— BEGIN —

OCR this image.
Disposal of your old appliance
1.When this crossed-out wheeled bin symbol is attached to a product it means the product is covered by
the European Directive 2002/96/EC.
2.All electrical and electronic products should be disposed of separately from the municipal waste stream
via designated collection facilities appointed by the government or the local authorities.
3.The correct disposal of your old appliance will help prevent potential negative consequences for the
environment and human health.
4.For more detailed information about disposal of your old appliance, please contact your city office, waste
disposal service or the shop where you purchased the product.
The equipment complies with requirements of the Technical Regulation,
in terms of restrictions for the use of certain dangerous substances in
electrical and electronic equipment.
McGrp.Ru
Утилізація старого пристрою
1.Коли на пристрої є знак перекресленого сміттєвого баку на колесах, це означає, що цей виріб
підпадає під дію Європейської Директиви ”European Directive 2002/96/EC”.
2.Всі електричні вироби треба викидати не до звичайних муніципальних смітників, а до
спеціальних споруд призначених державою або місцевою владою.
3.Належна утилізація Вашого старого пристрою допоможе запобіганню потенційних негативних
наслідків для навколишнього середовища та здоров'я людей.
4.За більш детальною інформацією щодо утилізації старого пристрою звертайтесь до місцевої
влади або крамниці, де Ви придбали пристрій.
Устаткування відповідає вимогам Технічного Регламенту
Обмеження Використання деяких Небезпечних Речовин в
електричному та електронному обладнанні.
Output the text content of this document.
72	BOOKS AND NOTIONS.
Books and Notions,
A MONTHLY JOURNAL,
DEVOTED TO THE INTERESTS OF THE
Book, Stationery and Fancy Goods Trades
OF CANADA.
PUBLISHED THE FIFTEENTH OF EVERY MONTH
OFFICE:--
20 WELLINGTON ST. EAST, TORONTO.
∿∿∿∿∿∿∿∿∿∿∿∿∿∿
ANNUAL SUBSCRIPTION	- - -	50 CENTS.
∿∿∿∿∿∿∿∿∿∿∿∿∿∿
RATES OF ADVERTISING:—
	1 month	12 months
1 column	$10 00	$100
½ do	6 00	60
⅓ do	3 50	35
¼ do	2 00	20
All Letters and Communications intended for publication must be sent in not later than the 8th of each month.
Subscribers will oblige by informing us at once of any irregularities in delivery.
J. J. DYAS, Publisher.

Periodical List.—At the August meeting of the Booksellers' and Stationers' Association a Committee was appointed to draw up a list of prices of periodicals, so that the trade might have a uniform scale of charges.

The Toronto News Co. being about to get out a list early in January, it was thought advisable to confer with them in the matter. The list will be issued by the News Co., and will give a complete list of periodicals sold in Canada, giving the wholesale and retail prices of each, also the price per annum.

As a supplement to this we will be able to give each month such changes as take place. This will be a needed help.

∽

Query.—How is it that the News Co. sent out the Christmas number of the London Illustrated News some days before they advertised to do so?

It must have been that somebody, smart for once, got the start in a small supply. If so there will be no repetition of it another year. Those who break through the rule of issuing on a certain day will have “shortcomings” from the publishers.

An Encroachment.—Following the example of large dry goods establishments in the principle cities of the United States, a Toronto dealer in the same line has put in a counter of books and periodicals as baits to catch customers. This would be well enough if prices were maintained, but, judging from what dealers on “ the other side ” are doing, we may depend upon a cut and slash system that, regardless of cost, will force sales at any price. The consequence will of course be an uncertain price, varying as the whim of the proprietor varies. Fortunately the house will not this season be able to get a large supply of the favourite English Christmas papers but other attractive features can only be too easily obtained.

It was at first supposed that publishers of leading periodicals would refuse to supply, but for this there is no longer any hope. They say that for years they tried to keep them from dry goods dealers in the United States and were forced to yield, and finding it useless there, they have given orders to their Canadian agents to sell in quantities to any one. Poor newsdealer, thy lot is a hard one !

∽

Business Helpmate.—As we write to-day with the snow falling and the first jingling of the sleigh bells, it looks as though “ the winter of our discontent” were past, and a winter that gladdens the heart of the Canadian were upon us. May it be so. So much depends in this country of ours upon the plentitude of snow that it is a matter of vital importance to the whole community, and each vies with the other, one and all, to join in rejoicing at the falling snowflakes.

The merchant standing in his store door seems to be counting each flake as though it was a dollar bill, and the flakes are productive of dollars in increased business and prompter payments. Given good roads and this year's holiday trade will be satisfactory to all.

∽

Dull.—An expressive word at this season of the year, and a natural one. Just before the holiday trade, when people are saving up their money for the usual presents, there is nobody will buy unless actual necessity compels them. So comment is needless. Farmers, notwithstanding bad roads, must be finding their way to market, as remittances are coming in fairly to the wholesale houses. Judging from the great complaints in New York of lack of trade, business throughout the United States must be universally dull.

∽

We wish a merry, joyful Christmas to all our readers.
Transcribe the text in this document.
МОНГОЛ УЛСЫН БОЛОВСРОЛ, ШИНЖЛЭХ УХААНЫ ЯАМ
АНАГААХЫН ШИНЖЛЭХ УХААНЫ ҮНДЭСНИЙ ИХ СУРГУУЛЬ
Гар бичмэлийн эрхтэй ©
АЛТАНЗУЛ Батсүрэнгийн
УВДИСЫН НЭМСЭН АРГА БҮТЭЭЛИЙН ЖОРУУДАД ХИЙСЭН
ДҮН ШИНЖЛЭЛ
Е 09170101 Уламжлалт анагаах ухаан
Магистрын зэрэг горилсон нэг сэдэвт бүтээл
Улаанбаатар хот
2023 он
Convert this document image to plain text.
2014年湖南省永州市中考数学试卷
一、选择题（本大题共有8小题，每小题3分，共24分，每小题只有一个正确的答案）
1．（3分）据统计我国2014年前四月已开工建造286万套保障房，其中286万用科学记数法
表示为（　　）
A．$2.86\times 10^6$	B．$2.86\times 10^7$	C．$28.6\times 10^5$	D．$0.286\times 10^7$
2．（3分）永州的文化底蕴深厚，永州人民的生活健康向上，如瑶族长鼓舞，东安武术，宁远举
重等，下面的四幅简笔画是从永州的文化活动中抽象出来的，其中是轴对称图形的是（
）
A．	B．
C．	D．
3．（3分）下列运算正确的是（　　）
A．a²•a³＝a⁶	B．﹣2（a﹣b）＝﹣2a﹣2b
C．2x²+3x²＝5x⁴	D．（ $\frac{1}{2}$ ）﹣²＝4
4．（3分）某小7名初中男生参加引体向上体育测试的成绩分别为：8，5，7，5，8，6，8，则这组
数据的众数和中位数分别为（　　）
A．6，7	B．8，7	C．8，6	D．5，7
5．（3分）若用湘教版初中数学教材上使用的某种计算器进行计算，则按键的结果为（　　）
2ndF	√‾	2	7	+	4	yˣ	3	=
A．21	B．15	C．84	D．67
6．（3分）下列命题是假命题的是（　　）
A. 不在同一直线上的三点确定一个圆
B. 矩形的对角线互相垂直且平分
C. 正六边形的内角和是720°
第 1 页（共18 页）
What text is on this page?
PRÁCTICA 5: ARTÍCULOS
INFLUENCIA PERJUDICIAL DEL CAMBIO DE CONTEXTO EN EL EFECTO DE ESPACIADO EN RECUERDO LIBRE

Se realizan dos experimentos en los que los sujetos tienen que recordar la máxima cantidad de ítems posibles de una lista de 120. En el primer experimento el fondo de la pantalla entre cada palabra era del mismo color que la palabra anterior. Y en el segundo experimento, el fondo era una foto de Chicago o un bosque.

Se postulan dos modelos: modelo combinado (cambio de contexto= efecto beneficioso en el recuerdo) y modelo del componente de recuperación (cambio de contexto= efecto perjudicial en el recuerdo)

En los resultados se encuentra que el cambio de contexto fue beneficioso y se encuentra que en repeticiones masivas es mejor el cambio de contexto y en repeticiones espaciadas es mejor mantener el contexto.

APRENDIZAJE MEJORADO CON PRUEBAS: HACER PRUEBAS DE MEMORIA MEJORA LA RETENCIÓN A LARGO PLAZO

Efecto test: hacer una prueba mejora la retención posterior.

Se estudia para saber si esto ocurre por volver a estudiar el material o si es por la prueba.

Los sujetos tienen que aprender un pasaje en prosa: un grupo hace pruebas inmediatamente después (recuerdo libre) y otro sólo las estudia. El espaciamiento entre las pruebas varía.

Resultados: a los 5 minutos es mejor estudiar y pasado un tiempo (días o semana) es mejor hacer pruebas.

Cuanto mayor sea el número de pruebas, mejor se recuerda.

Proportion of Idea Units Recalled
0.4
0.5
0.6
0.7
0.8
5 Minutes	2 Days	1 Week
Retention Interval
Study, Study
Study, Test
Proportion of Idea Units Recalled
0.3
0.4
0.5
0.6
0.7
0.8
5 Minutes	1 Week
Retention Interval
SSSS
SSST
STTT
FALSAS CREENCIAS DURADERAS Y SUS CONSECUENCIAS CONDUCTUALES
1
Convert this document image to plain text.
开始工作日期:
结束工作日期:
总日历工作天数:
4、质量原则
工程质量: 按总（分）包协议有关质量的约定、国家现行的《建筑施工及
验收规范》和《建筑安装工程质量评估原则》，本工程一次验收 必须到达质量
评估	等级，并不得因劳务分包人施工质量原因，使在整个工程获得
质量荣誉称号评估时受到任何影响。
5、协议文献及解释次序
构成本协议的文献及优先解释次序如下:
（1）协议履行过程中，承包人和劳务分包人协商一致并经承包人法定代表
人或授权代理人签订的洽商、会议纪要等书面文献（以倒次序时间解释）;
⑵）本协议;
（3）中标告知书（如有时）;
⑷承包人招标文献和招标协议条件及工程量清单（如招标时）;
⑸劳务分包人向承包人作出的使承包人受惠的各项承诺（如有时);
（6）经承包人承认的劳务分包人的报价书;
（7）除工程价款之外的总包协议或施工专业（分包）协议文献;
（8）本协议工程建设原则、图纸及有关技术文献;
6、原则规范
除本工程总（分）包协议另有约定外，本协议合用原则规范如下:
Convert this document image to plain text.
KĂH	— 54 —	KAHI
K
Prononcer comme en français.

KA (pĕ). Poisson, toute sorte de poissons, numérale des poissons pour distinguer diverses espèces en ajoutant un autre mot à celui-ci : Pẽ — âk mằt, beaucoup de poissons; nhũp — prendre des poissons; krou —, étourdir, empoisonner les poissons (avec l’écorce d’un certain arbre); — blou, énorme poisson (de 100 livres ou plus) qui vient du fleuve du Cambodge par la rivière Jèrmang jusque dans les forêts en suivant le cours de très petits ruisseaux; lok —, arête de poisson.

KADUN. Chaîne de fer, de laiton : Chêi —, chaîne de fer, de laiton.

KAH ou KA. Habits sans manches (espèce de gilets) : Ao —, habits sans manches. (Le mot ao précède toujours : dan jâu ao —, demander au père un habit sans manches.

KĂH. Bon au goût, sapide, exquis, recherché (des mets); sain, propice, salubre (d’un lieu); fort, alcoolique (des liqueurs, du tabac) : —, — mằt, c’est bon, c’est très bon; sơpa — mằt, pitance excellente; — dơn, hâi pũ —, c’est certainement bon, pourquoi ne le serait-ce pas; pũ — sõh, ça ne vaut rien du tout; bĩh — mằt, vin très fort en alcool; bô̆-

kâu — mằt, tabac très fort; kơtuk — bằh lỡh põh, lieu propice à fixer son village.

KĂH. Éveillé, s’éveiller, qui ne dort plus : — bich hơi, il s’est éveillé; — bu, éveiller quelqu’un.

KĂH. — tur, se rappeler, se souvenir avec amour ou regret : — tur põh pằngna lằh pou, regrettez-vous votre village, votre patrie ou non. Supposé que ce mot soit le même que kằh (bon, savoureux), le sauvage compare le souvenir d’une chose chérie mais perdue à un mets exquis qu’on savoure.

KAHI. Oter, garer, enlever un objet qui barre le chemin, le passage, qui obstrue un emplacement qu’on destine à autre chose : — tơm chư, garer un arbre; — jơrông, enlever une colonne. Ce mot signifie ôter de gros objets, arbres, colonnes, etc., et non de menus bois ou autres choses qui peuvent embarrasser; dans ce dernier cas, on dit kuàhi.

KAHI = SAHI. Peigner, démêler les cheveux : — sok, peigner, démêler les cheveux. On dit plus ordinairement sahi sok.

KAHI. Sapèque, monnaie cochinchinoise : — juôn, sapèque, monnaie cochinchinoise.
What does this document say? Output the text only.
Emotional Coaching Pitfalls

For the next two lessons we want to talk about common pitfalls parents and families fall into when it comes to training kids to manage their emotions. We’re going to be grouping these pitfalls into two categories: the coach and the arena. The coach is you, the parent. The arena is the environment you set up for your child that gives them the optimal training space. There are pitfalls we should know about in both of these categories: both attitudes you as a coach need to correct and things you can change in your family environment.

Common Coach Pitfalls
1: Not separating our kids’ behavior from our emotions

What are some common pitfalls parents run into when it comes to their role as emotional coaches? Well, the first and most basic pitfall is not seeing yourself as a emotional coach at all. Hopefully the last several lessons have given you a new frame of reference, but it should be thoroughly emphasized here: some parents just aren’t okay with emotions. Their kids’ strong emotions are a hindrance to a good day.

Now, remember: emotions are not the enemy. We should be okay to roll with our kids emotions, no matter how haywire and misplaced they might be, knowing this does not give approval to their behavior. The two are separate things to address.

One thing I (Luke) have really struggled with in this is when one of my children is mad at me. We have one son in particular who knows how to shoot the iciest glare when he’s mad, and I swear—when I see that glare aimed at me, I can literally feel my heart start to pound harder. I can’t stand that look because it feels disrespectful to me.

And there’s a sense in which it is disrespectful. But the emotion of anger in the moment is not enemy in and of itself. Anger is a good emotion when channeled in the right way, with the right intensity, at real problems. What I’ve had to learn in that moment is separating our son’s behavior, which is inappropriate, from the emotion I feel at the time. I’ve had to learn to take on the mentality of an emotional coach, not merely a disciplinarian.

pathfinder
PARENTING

— END —

### Exercise
Show every line from the listing above in which the string "electrical" appears.

### Result below
2.All electrical and electronic products should be disposed of separately from the municipal waste stream
electrical and electronic equipment.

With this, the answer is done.